#### RECORDS SHOWN
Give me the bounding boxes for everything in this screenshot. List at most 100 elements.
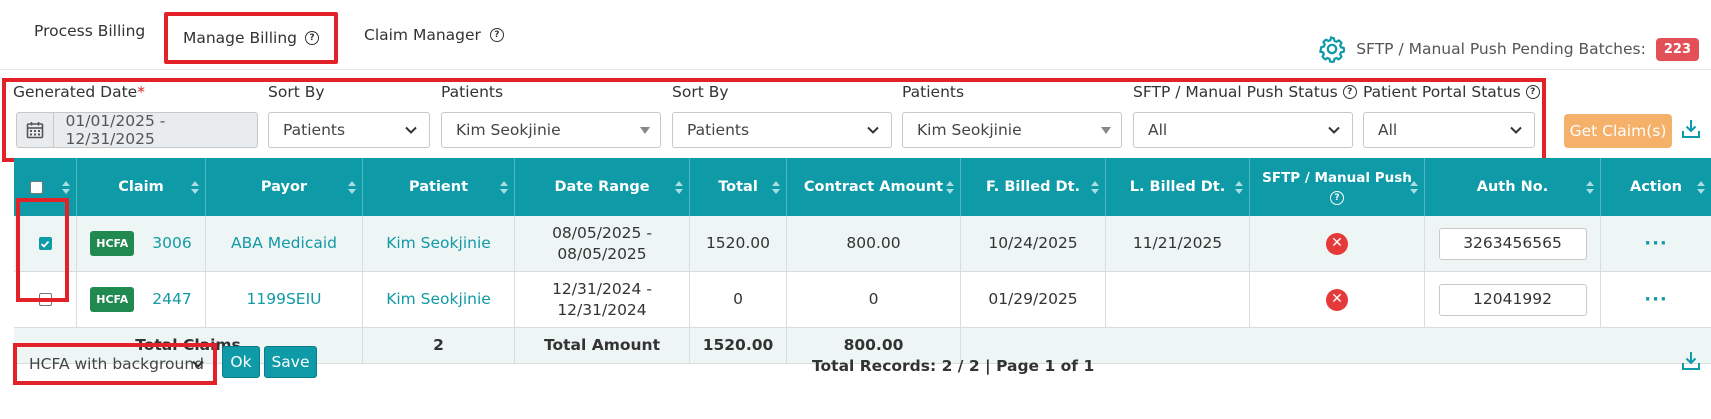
column-header-payor[interactable]: Payor <box>206 158 363 216</box>
error-x-icon: ✕ <box>1326 288 1348 311</box>
payor-link[interactable]: 1199SEIU <box>246 290 322 308</box>
help-icon[interactable]: ? <box>1342 85 1357 99</box>
column-header-f-billed[interactable]: F. Billed Dt. <box>961 158 1106 216</box>
total-amount-label: Total Amount <box>515 328 690 363</box>
patient-cell: Kim Seokjinie <box>363 272 515 327</box>
get-claims-button[interactable]: Get Claim(s) <box>1564 114 1672 148</box>
sort-icon[interactable] <box>191 181 199 194</box>
column-header-sftp-manual-push[interactable]: SFTP / Manual Push ? <box>1250 158 1425 216</box>
action-cell: ··· <box>1601 272 1711 327</box>
claim-link[interactable]: 3006 <box>152 234 192 252</box>
sort-icon[interactable] <box>62 181 70 194</box>
column-header-contract-amount-label: Contract Amount <box>803 179 944 195</box>
chevron-down-icon <box>1328 126 1340 134</box>
generated-date-range-input[interactable]: 01/01/2025 - 12/31/2025 <box>16 112 258 148</box>
column-header-action[interactable]: Action <box>1601 158 1711 216</box>
billing-tabs: Process Billing Manage Billing ? Claim M… <box>0 0 1711 72</box>
sftp-status-label-text: SFTP / Manual Push Status <box>1133 83 1338 101</box>
row-select-checkbox[interactable] <box>38 237 52 250</box>
pending-count-badge[interactable]: 223 <box>1655 37 1699 61</box>
sort-by-1-select[interactable]: Patients <box>268 112 430 148</box>
column-header-auth-no[interactable]: Auth No. <box>1425 158 1601 216</box>
ok-button[interactable]: Ok <box>222 346 260 378</box>
check-icon <box>40 240 50 248</box>
patient-cell: Kim Seokjinie <box>363 216 515 271</box>
select-all-checkbox[interactable] <box>29 180 43 194</box>
sort-icon[interactable] <box>1586 181 1594 194</box>
more-options-icon[interactable]: ··· <box>1644 289 1668 310</box>
table-row[interactable]: HCFA 3006 ABA Medicaid Kim Seokjinie 08/… <box>14 216 1711 272</box>
claim-link[interactable]: 2447 <box>152 290 192 308</box>
table-header: Claim Payor Patient Date Range Total Con… <box>14 158 1711 216</box>
portal-status-select[interactable]: All <box>1363 112 1535 148</box>
sort-by-2-select[interactable]: Patients <box>672 112 892 148</box>
help-icon[interactable]: ? <box>305 31 320 45</box>
more-options-icon[interactable]: ··· <box>1644 233 1668 254</box>
help-icon[interactable]: ? <box>1525 85 1540 99</box>
print-format-value: HCFA with background <box>29 355 204 373</box>
column-header-sftp-manual-push-label: SFTP / Manual Push <box>1262 170 1412 186</box>
help-icon[interactable]: ? <box>489 28 504 42</box>
hcfa-badge: HCFA <box>90 231 135 256</box>
patients-2-value: Kim Seokjinie <box>917 121 1022 139</box>
column-header-contract-amount[interactable]: Contract Amount <box>787 158 961 216</box>
column-header-date-range[interactable]: Date Range <box>515 158 690 216</box>
print-format-select[interactable]: HCFA with background <box>17 347 213 381</box>
column-header-auth-no-label: Auth No. <box>1476 179 1549 195</box>
tab-manage-billing[interactable]: Manage Billing ? <box>164 12 338 64</box>
column-header-f-billed-label: F. Billed Dt. <box>985 179 1081 195</box>
sort-icon[interactable] <box>1091 181 1099 194</box>
patients-1-label: Patients <box>441 83 504 101</box>
generated-date-label: Generated Date * <box>13 83 145 101</box>
sort-icon[interactable] <box>1235 181 1243 194</box>
tab-claim-manager-label: Claim Manager <box>364 26 481 44</box>
save-button[interactable]: Save <box>264 346 317 378</box>
date-range-cell: 12/31/2024 - 12/31/2024 <box>515 272 690 327</box>
payor-cell: 1199SEIU <box>206 272 363 327</box>
sort-icon[interactable] <box>500 181 508 194</box>
table-row[interactable]: HCFA 2447 1199SEIU Kim Seokjinie 12/31/2… <box>14 272 1711 328</box>
sort-by-1-value: Patients <box>283 121 346 139</box>
pending-batches-label: SFTP / Manual Push Pending Batches: <box>1356 40 1646 58</box>
calendar-icon[interactable] <box>17 113 54 147</box>
patients-2-select[interactable]: Kim Seokjinie <box>902 112 1122 148</box>
f-billed-cell: 01/29/2025 <box>961 272 1106 327</box>
row-select-cell <box>14 216 77 271</box>
tab-claim-manager[interactable]: Claim Manager ? <box>364 26 504 44</box>
tab-process-billing[interactable]: Process Billing <box>34 22 145 40</box>
column-header-l-billed-label: L. Billed Dt. <box>1129 179 1226 195</box>
checkbox-highlight <box>16 198 69 302</box>
required-marker: * <box>137 83 145 101</box>
sort-icon[interactable] <box>348 181 356 194</box>
total-contract-amount: 800.00 <box>787 328 961 363</box>
patient-link[interactable]: Kim Seokjinie <box>386 234 491 252</box>
tabs-divider <box>0 69 1711 70</box>
l-billed-cell <box>1106 272 1250 327</box>
auth-no-input[interactable]: 12041992 <box>1438 283 1587 316</box>
sort-icon[interactable] <box>1410 181 1418 194</box>
download-icon[interactable] <box>1680 118 1702 140</box>
help-icon[interactable]: ? <box>1330 191 1344 205</box>
claim-cell: HCFA 2447 <box>77 272 206 327</box>
payor-cell: ABA Medicaid <box>206 216 363 271</box>
column-header-patient[interactable]: Patient <box>363 158 515 216</box>
sort-icon[interactable] <box>675 181 683 194</box>
column-header-claim[interactable]: Claim <box>77 158 206 216</box>
download-icon[interactable] <box>1680 350 1702 372</box>
gear-icon[interactable] <box>1318 35 1346 63</box>
patients-1-select[interactable]: Kim Seokjinie <box>441 112 661 148</box>
column-header-total[interactable]: Total <box>690 158 787 216</box>
payor-link[interactable]: ABA Medicaid <box>231 234 337 252</box>
patient-link[interactable]: Kim Seokjinie <box>386 290 491 308</box>
sftp-status-cell: ✕ <box>1250 272 1425 327</box>
column-header-date-range-label: Date Range <box>554 179 650 195</box>
auth-no-input[interactable]: 3263456565 <box>1438 227 1587 260</box>
caret-down-icon <box>640 127 650 134</box>
sftp-status-label: SFTP / Manual Push Status ? <box>1133 83 1357 101</box>
sftp-status-select[interactable]: All <box>1133 112 1353 148</box>
column-header-l-billed[interactable]: L. Billed Dt. <box>1106 158 1250 216</box>
portal-status-label: Patient Portal Status ? <box>1363 83 1540 101</box>
sort-icon[interactable] <box>772 181 780 194</box>
sort-icon[interactable] <box>1697 181 1705 194</box>
sort-icon[interactable] <box>946 181 954 194</box>
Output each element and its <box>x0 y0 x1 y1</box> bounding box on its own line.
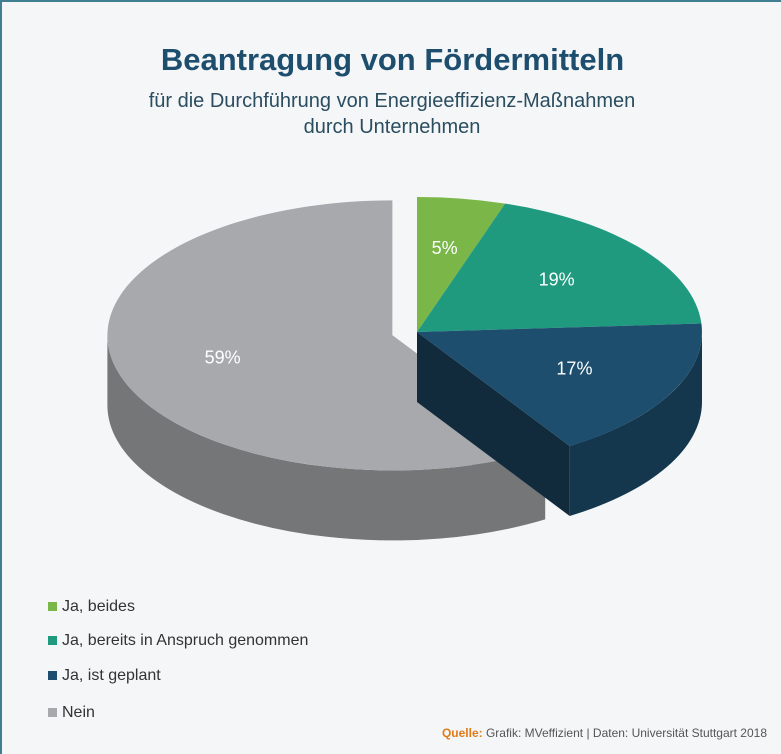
source-text: Grafik: MVeffizient | Daten: Universität… <box>485 726 767 740</box>
slice-wall <box>107 335 546 541</box>
legend-label: Nein <box>62 704 95 721</box>
slice <box>417 323 702 446</box>
legend-swatch <box>48 708 57 717</box>
legend-label: Ja, bereits in Anspruch genommen <box>62 632 308 649</box>
legend-label: Ja, ist geplant <box>62 667 161 684</box>
source: Quelle: Grafik: MVeffizient | Daten: Uni… <box>442 726 767 740</box>
legend-swatch <box>48 636 57 645</box>
legend-swatch <box>48 671 57 680</box>
slice-side <box>417 332 570 516</box>
data-label: 5% <box>432 238 458 258</box>
chart-title: Beantragung von Fördermitteln <box>160 42 625 77</box>
data-label: 59% <box>205 347 241 367</box>
source-label: Quelle: <box>441 726 483 740</box>
data-label: 19% <box>539 269 575 289</box>
legend-swatch <box>48 602 57 611</box>
chart-subtitle: für die Durchführung von Energieeffizien… <box>148 90 636 138</box>
legend-label: Ja, beides <box>62 598 135 615</box>
slice <box>417 197 506 332</box>
slice <box>417 203 702 332</box>
data-label: 17% <box>556 359 592 379</box>
slice-wall <box>569 332 702 516</box>
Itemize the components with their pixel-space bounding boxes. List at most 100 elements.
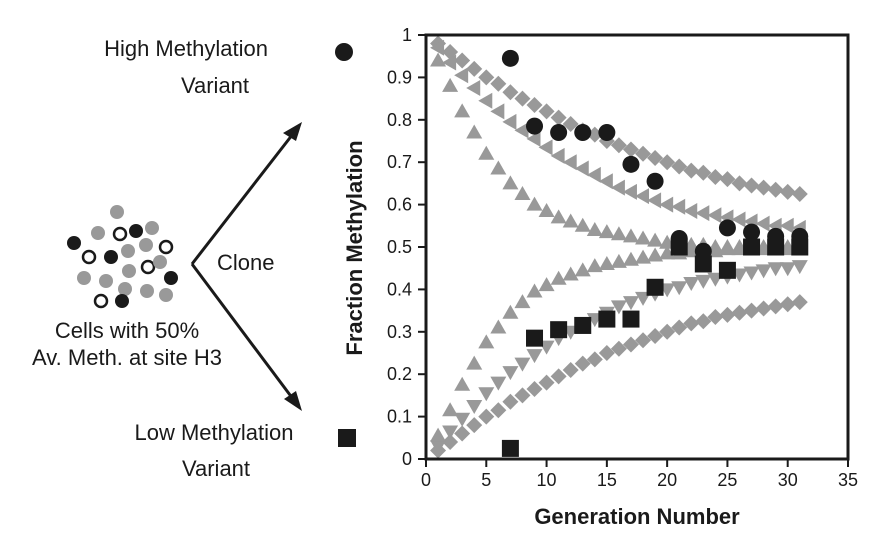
cell-gray — [110, 205, 124, 219]
data-point-square — [550, 321, 568, 339]
data-point-triangle-down — [442, 425, 459, 440]
data-point-triangle-up — [550, 270, 567, 285]
data-point-diamond — [586, 351, 603, 368]
data-point-diamond — [767, 298, 784, 315]
data-point-triangle-down — [779, 262, 796, 277]
data-point-triangle-left — [586, 166, 601, 183]
data-point-square — [670, 238, 688, 256]
data-point-diamond — [610, 340, 627, 357]
data-point-triangle-down — [695, 274, 712, 289]
data-point-triangle-left — [442, 54, 457, 71]
data-point-triangle-left — [502, 113, 517, 130]
data-point-triangle-up — [526, 283, 543, 298]
data-point-diamond — [719, 171, 736, 188]
cell-gray — [91, 226, 105, 240]
cells-label-line1: Cells with 50% — [55, 318, 199, 343]
data-point-triangle-down — [478, 387, 495, 402]
data-point-diamond — [502, 84, 519, 101]
data-point-diamond — [454, 52, 471, 69]
x-tick-label: 35 — [838, 470, 858, 490]
data-point-triangle-left — [454, 67, 469, 84]
y-tick-label: 0.8 — [387, 110, 412, 130]
y-tick-label: 0.1 — [387, 407, 412, 427]
data-point-diamond — [659, 154, 676, 171]
y-tick-label: 0.5 — [387, 237, 412, 257]
data-point-triangle-down — [466, 400, 483, 414]
data-point-diamond — [538, 374, 555, 391]
data-point-diamond — [647, 149, 664, 166]
data-point-triangle-up — [478, 145, 495, 160]
y-tick-label: 0 — [402, 449, 412, 469]
data-point-diamond — [514, 90, 531, 107]
data-point-diamond — [743, 302, 760, 319]
data-point-diamond — [683, 162, 700, 179]
x-axis-title: Generation Number — [534, 504, 740, 529]
data-point-circle — [501, 49, 519, 67]
data-point-triangle-down — [622, 296, 639, 311]
data-point-triangle-up — [635, 249, 652, 264]
cell-open — [158, 239, 174, 255]
data-point-triangle-up — [610, 226, 627, 241]
data-point-triangle-up — [502, 304, 519, 319]
data-point-triangle-up — [647, 247, 664, 262]
data-point-circle — [718, 219, 736, 237]
data-point-triangle-up — [514, 186, 531, 200]
cell-cluster — [67, 205, 178, 309]
data-point-triangle-up — [466, 355, 483, 370]
data-point-triangle-up — [454, 103, 471, 118]
data-point-diamond — [598, 345, 615, 361]
scatter-chart: 0 5 10 15 20 25 30 35 0 0.1 0.2 0.3 0.4 0.5 0.6 0.7 0.8 0… — [342, 25, 858, 529]
low-variant-label-line2: Variant — [182, 456, 250, 481]
data-point-triangle-down — [791, 260, 808, 275]
data-point-circle — [622, 155, 640, 173]
data-point-square — [526, 329, 544, 347]
cell-dark — [67, 236, 81, 250]
data-point-triangle-up — [598, 255, 615, 270]
data-point-triangle-up — [538, 202, 555, 217]
data-point-diamond — [502, 393, 519, 410]
clone-label: Clone — [217, 250, 274, 275]
data-point-diamond — [610, 137, 627, 154]
data-point-triangle-left — [659, 196, 674, 213]
data-point-triangle-down — [683, 277, 700, 292]
cell-gray — [99, 274, 113, 288]
data-point-circle — [743, 223, 761, 241]
data-point-diamond — [707, 308, 724, 325]
data-point-triangle-left — [562, 154, 577, 171]
data-point-circle — [598, 124, 616, 142]
cell-gray — [121, 244, 135, 258]
data-point-diamond — [671, 319, 688, 336]
data-point-square — [574, 316, 592, 334]
data-point-triangle-up — [562, 213, 579, 228]
data-point-square — [646, 278, 664, 296]
data-point-diamond — [622, 141, 639, 158]
data-point-triangle-up — [478, 334, 495, 349]
clone-arrows — [190, 129, 298, 404]
cell-gray — [159, 288, 173, 302]
data-point-triangle-up — [659, 245, 676, 260]
data-point-square — [501, 439, 519, 457]
data-point-triangle-up — [635, 230, 652, 245]
data-point-diamond — [683, 315, 700, 332]
cell-dark — [104, 250, 118, 264]
high-variant-label-line2: Variant — [181, 73, 249, 98]
cell-gray — [140, 284, 154, 298]
data-point-diamond — [695, 164, 712, 181]
data-point-triangle-down — [490, 376, 507, 391]
data-point-triangle-left — [695, 205, 710, 222]
data-point-diamond — [791, 294, 808, 311]
high-variant-circle-icon — [335, 43, 353, 61]
y-tick-label: 0.6 — [387, 195, 412, 215]
data-point-triangle-up — [430, 52, 447, 67]
data-point-triangle-down — [767, 262, 784, 277]
data-point-triangle-up — [610, 253, 627, 268]
data-point-triangle-left — [574, 160, 589, 177]
data-point-triangle-up — [490, 319, 507, 334]
cell-open — [81, 249, 97, 265]
high-variant-label-line1: High Methylation — [104, 36, 268, 61]
data-point-triangle-down — [502, 366, 519, 381]
data-point-triangle-left — [707, 207, 722, 224]
data-point-diamond — [478, 69, 495, 86]
data-point-triangle-left — [671, 198, 686, 215]
cell-open — [112, 226, 128, 242]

#### REQUIRED ACTION
Where does the word "open" show up in the material? Copy out each line that has it.

#### RESPONSE
cell-open — [158, 239, 174, 255]
cell-open — [81, 249, 97, 265]
cell-open — [112, 226, 128, 242]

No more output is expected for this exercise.